= Data extract =
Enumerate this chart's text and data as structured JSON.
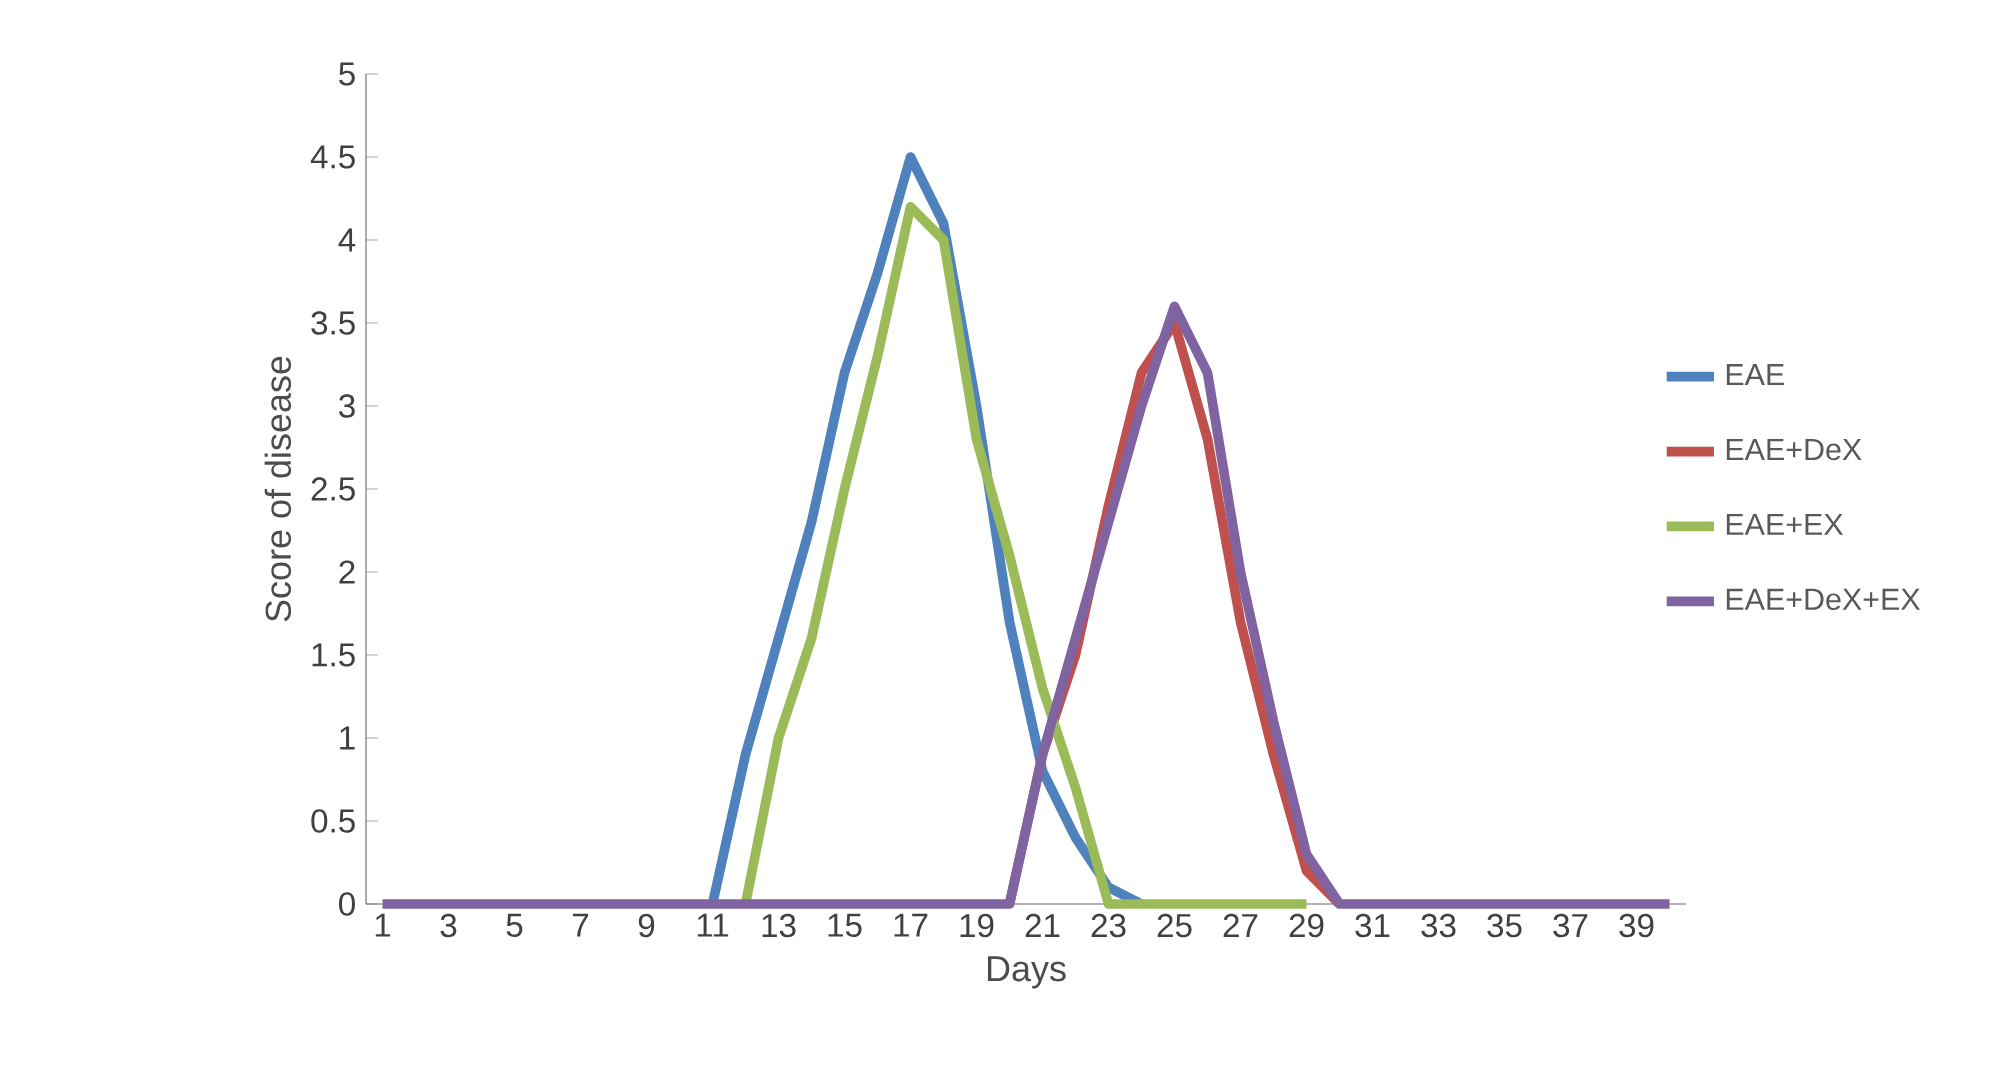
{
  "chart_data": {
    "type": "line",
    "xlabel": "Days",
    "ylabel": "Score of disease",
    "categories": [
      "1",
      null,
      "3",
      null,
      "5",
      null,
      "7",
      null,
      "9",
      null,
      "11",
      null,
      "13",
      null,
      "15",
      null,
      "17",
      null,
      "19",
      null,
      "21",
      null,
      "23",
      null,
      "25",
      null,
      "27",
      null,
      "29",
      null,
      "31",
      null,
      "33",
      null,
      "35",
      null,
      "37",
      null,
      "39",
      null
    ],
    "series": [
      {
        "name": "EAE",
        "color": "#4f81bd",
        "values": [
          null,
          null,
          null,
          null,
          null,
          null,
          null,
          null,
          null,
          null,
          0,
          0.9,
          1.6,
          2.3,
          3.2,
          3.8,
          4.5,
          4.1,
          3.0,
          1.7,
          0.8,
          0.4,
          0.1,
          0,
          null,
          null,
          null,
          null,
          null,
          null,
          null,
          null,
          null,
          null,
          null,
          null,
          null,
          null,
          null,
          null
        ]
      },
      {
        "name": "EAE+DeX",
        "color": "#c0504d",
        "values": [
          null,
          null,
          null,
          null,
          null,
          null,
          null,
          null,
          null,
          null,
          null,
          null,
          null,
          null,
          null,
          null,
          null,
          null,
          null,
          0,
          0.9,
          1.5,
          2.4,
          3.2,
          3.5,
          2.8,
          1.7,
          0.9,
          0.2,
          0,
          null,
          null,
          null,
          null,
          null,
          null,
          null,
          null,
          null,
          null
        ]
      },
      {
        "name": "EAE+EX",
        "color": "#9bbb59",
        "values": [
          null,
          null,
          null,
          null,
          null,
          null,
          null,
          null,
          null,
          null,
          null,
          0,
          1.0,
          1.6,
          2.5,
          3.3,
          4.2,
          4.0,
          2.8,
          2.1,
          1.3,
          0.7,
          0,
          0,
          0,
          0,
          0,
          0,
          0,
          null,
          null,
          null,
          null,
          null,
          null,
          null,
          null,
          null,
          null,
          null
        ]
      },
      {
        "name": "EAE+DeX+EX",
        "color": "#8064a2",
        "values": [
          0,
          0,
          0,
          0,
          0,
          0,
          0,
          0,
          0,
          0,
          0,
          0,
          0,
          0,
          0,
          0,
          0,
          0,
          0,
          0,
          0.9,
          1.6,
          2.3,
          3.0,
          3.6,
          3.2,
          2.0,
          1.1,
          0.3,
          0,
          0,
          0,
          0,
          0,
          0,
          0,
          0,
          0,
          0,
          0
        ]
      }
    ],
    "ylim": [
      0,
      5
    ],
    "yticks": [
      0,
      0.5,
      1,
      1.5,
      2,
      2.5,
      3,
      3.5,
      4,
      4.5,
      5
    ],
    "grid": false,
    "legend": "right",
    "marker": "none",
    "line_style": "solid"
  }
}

...

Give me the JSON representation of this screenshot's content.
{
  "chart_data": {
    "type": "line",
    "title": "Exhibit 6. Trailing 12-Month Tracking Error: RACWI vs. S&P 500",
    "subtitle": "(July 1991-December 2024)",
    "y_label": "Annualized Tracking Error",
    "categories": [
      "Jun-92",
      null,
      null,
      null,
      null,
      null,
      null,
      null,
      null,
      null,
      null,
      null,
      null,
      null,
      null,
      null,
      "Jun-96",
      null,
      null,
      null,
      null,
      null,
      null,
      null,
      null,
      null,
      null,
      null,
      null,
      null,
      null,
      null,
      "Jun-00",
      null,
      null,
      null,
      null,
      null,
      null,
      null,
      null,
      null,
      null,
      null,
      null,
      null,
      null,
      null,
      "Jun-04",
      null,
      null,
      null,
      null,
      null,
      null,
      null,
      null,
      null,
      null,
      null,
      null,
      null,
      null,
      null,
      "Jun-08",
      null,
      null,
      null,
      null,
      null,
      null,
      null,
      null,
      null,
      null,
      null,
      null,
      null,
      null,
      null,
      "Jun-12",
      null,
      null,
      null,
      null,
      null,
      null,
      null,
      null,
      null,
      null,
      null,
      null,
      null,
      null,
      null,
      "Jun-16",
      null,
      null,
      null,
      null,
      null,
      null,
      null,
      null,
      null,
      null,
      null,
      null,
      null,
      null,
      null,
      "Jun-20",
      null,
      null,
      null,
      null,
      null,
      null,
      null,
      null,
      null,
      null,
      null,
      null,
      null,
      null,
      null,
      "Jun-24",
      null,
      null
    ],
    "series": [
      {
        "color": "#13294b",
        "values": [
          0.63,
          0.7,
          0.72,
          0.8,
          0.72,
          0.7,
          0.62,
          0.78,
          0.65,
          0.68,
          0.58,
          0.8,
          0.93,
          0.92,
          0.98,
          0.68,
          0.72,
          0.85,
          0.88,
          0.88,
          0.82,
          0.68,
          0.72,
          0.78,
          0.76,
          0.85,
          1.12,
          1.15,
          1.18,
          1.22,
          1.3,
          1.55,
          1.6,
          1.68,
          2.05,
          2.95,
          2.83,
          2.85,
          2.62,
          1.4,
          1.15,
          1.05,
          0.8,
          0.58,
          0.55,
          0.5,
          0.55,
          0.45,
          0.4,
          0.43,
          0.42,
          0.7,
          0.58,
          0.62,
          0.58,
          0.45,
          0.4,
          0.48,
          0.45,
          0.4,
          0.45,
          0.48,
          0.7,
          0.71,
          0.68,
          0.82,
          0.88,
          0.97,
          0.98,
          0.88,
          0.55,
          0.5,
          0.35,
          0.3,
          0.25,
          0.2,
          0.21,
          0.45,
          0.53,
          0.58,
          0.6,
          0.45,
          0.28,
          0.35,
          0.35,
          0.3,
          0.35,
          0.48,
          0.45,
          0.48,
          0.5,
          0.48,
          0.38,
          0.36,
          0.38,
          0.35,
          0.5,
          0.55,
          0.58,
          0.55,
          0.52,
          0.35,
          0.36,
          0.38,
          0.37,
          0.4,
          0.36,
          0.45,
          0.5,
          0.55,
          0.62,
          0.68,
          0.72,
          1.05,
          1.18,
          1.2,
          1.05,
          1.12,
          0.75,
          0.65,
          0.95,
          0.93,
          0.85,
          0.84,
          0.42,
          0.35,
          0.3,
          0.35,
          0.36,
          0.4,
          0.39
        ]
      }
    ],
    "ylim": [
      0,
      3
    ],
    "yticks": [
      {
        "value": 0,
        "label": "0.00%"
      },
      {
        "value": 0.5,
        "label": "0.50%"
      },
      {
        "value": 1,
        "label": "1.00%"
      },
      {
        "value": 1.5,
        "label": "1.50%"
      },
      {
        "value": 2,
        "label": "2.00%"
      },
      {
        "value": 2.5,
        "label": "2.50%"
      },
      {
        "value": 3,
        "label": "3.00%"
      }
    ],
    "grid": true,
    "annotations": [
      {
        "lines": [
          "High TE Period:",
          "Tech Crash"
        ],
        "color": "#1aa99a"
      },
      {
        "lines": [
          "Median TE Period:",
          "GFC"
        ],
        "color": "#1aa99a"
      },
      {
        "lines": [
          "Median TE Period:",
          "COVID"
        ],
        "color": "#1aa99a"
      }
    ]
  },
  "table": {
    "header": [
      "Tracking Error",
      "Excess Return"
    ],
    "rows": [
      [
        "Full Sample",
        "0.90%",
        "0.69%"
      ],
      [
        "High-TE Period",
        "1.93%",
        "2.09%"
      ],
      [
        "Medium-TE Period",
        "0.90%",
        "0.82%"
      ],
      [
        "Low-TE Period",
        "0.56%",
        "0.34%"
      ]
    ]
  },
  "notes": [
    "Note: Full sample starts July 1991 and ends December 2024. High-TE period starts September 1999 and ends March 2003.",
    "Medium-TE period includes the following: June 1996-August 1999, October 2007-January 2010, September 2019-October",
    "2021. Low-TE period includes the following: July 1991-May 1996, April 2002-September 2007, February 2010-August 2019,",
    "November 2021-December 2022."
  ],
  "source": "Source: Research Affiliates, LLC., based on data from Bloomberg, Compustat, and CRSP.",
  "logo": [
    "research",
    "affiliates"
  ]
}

= What you should do =
In the records above, find each line that holds the word "JSON"; copy all such lines.

= Worked solution =
Enumerate this chart's text and data as structured JSON.
Give me the JSON representation of this screenshot's content.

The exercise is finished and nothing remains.